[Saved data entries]
———

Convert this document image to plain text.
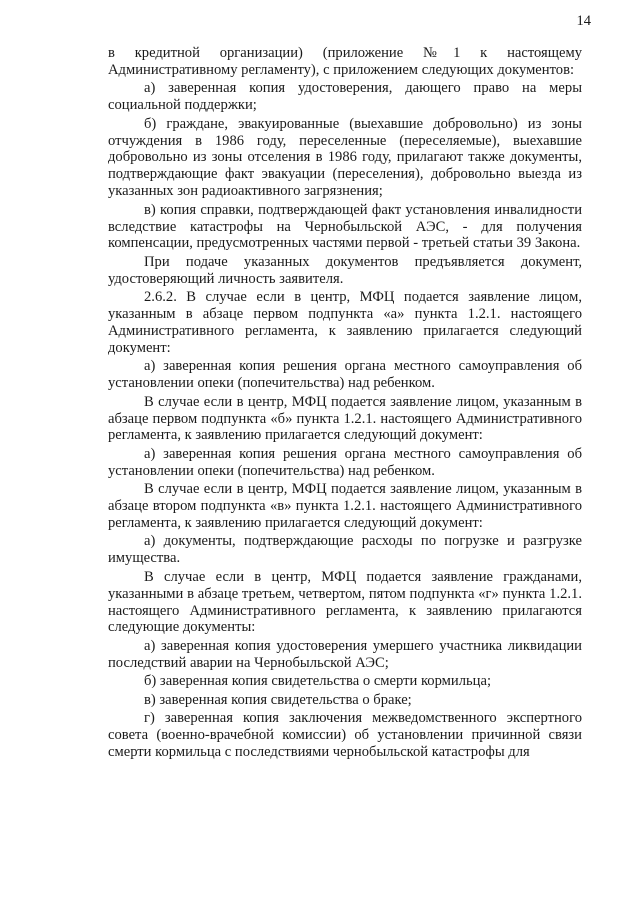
14

в кредитной организации) (приложение №1 к настоящему Административному регламенту), с приложением следующих документов:

а) заверенная копия удостоверения, дающего право на меры социальной поддержки;

б) граждане, эвакуированные (выехавшие добровольно) из зоны отчуждения в 1986 году, переселенные (переселяемые), выехавшие добровольно из зоны отселения в 1986 году, прилагают также документы, подтверждающие факт эвакуации (переселения), добровольно выезда из указанных зон радиоактивного загрязнения;

в) копия справки, подтверждающей факт установления инвалидности вследствие катастрофы на Чернобыльской АЭС, - для получения компенсации, предусмотренных частями первой - третьей статьи 39 Закона.

При подаче указанных документов предъявляется документ, удостоверяющий личность заявителя.

2.6.2. В случае если в центр, МФЦ подается заявление лицом, указанным в абзаце первом подпункта «а» пункта 1.2.1. настоящего Административного регламента, к заявлению прилагается следующий документ:

а) заверенная копия решения органа местного самоуправления об установлении опеки (попечительства) над ребенком.

В случае если в центр, МФЦ подается заявление лицом, указанным в абзаце первом подпункта «б» пункта 1.2.1. настоящего Административного регламента, к заявлению прилагается следующий документ:

а) заверенная копия решения органа местного самоуправления об установлении опеки (попечительства) над ребенком.

В случае если в центр, МФЦ подается заявление лицом, указанным в абзаце втором подпункта «в» пункта 1.2.1. настоящего Административного регламента, к заявлению прилагается следующий документ:

а) документы, подтверждающие расходы по погрузке и разгрузке имущества.

В случае если в центр, МФЦ подается заявление гражданами, указанными в абзаце третьем, четвертом, пятом подпункта «г» пункта 1.2.1. настоящего Административного регламента, к заявлению прилагаются следующие документы:

а) заверенная копия удостоверения умершего участника ликвидации последствий аварии на Чернобыльской АЭС;

б) заверенная копия свидетельства о смерти кормильца;

в) заверенная копия свидетельства о браке;

г) заверенная копия заключения межведомственного экспертного совета (военно-врачебной комиссии) об установлении причинной связи смерти кормильца с последствиями чернобыльской катастрофы для
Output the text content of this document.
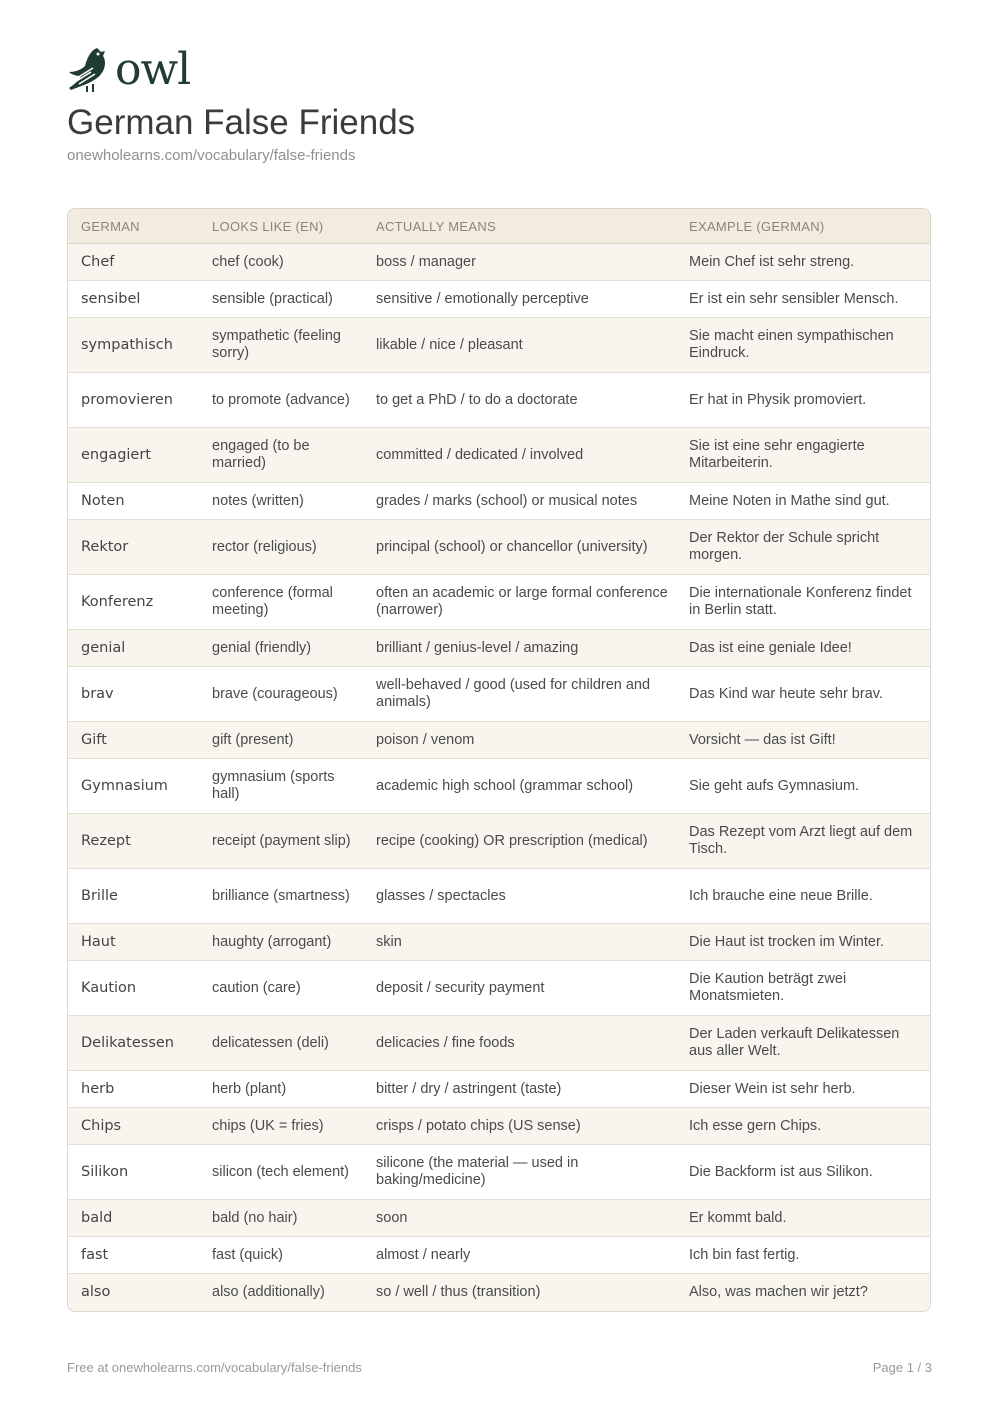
owl
German False Friends
onewholearns.com/vocabulary/false-friends
GERMAN	LOOKS LIKE (EN)	ACTUALLY MEANS	EXAMPLE (GERMAN)
Chef	chef (cook)	boss / manager	Mein Chef ist sehr streng.
sensibel	sensible (practical)	sensitive / emotionally perceptive	Er ist ein sehr sensibler Mensch.
sympathisch	sympathetic (feeling sorry)	likable / nice / pleasant	Sie macht einen sympathischen Eindruck.
promovieren	to promote (advance)	to get a PhD / to do a doctorate	Er hat in Physik promoviert.
engagiert	engaged (to be married)	committed / dedicated / involved	Sie ist eine sehr engagierte Mitarbeiterin.
Noten	notes (written)	grades / marks (school) or musical notes	Meine Noten in Mathe sind gut.
Rektor	rector (religious)	principal (school) or chancellor (university)	Der Rektor der Schule spricht morgen.
Konferenz	conference (formal meeting)	often an academic or large formal conference (narrower)	Die internationale Konferenz findet in Berlin statt.
genial	genial (friendly)	brilliant / genius-level / amazing	Das ist eine geniale Idee!
brav	brave (courageous)	well-behaved / good (used for children and animals)	Das Kind war heute sehr brav.
Gift	gift (present)	poison / venom	Vorsicht — das ist Gift!
Gymnasium	gymnasium (sports hall)	academic high school (grammar school)	Sie geht aufs Gymnasium.
Rezept	receipt (payment slip)	recipe (cooking) OR prescription (medical)	Das Rezept vom Arzt liegt auf dem Tisch.
Brille	brilliance (smartness)	glasses / spectacles	Ich brauche eine neue Brille.
Haut	haughty (arrogant)	skin	Die Haut ist trocken im Winter.
Kaution	caution (care)	deposit / security payment	Die Kaution beträgt zwei Monatsmieten.
Delikatessen	delicatessen (deli)	delicacies / fine foods	Der Laden verkauft Delikatessen aus aller Welt.
herb	herb (plant)	bitter / dry / astringent (taste)	Dieser Wein ist sehr herb.
Chips	chips (UK = fries)	crisps / potato chips (US sense)	Ich esse gern Chips.
Silikon	silicon (tech element)	silicone (the material — used in baking/medicine)	Die Backform ist aus Silikon.
bald	bald (no hair)	soon	Er kommt bald.
fast	fast (quick)	almost / nearly	Ich bin fast fertig.
also	also (additionally)	so / well / thus (transition)	Also, was machen wir jetzt?
Free at onewholearns.com/vocabulary/false-friends	Page 1 / 3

———

Short exercise —
Write the listing out a second time exactly, dropping all images.

In response —
Convert this document image to plain text.
14

в кредитной организации) (приложение №1 к настоящему Административному регламенту), с приложением следующих документов:

а) заверенная копия удостоверения, дающего право на меры социальной поддержки;

б) граждане, эвакуированные (выехавшие добровольно) из зоны отчуждения в 1986 году, переселенные (переселяемые), выехавшие добровольно из зоны отселения в 1986 году, прилагают также документы, подтверждающие факт эвакуации (переселения), добровольно выезда из указанных зон радиоактивного загрязнения;

в) копия справки, подтверждающей факт установления инвалидности вследствие катастрофы на Чернобыльской АЭС, - для получения компенсации, предусмотренных частями первой - третьей статьи 39 Закона.

При подаче указанных документов предъявляется документ, удостоверяющий личность заявителя.

2.6.2. В случае если в центр, МФЦ подается заявление лицом, указанным в абзаце первом подпункта «а» пункта 1.2.1. настоящего Административного регламента, к заявлению прилагается следующий документ:

а) заверенная копия решения органа местного самоуправления об установлении опеки (попечительства) над ребенком.

В случае если в центр, МФЦ подается заявление лицом, указанным в абзаце первом подпункта «б» пункта 1.2.1. настоящего Административного регламента, к заявлению прилагается следующий документ:

а) заверенная копия решения органа местного самоуправления об установлении опеки (попечительства) над ребенком.

В случае если в центр, МФЦ подается заявление лицом, указанным в абзаце втором подпункта «в» пункта 1.2.1. настоящего Административного регламента, к заявлению прилагается следующий документ:

а) документы, подтверждающие расходы по погрузке и разгрузке имущества.

В случае если в центр, МФЦ подается заявление гражданами, указанными в абзаце третьем, четвертом, пятом подпункта «г» пункта 1.2.1. настоящего Административного регламента, к заявлению прилагаются следующие документы:

а) заверенная копия удостоверения умершего участника ликвидации последствий аварии на Чернобыльской АЭС;

б) заверенная копия свидетельства о смерти кормильца;

в) заверенная копия свидетельства о браке;

г) заверенная копия заключения межведомственного экспертного совета (военно-врачебной комиссии) об установлении причинной связи смерти кормильца с последствиями чернобыльской катастрофы для
Output the text content of this document.
owl
German False Friends
onewholearns.com/vocabulary/false-friends
GERMAN	LOOKS LIKE (EN)	ACTUALLY MEANS	EXAMPLE (GERMAN)
Chef	chef (cook)	boss / manager	Mein Chef ist sehr streng.
sensibel	sensible (practical)	sensitive / emotionally perceptive	Er ist ein sehr sensibler Mensch.
sympathisch	sympathetic (feeling sorry)	likable / nice / pleasant	Sie macht einen sympathischen Eindruck.
promovieren	to promote (advance)	to get a PhD / to do a doctorate	Er hat in Physik promoviert.
engagiert	engaged (to be married)	committed / dedicated / involved	Sie ist eine sehr engagierte Mitarbeiterin.
Noten	notes (written)	grades / marks (school) or musical notes	Meine Noten in Mathe sind gut.
Rektor	rector (religious)	principal (school) or chancellor (university)	Der Rektor der Schule spricht morgen.
Konferenz	conference (formal meeting)	often an academic or large formal conference (narrower)	Die internationale Konferenz findet in Berlin statt.
genial	genial (friendly)	brilliant / genius-level / amazing	Das ist eine geniale Idee!
brav	brave (courageous)	well-behaved / good (used for children and animals)	Das Kind war heute sehr brav.
Gift	gift (present)	poison / venom	Vorsicht — das ist Gift!
Gymnasium	gymnasium (sports hall)	academic high school (grammar school)	Sie geht aufs Gymnasium.
Rezept	receipt (payment slip)	recipe (cooking) OR prescription (medical)	Das Rezept vom Arzt liegt auf dem Tisch.
Brille	brilliance (smartness)	glasses / spectacles	Ich brauche eine neue Brille.
Haut	haughty (arrogant)	skin	Die Haut ist trocken im Winter.
Kaution	caution (care)	deposit / security payment	Die Kaution beträgt zwei Monatsmieten.
Delikatessen	delicatessen (deli)	delicacies / fine foods	Der Laden verkauft Delikatessen aus aller Welt.
herb	herb (plant)	bitter / dry / astringent (taste)	Dieser Wein ist sehr herb.
Chips	chips (UK = fries)	crisps / potato chips (US sense)	Ich esse gern Chips.
Silikon	silicon (tech element)	silicone (the material — used in baking/medicine)	Die Backform ist aus Silikon.
bald	bald (no hair)	soon	Er kommt bald.
fast	fast (quick)	almost / nearly	Ich bin fast fertig.
also	also (additionally)	so / well / thus (transition)	Also, was machen wir jetzt?
Free at onewholearns.com/vocabulary/false-friends	Page 1 / 3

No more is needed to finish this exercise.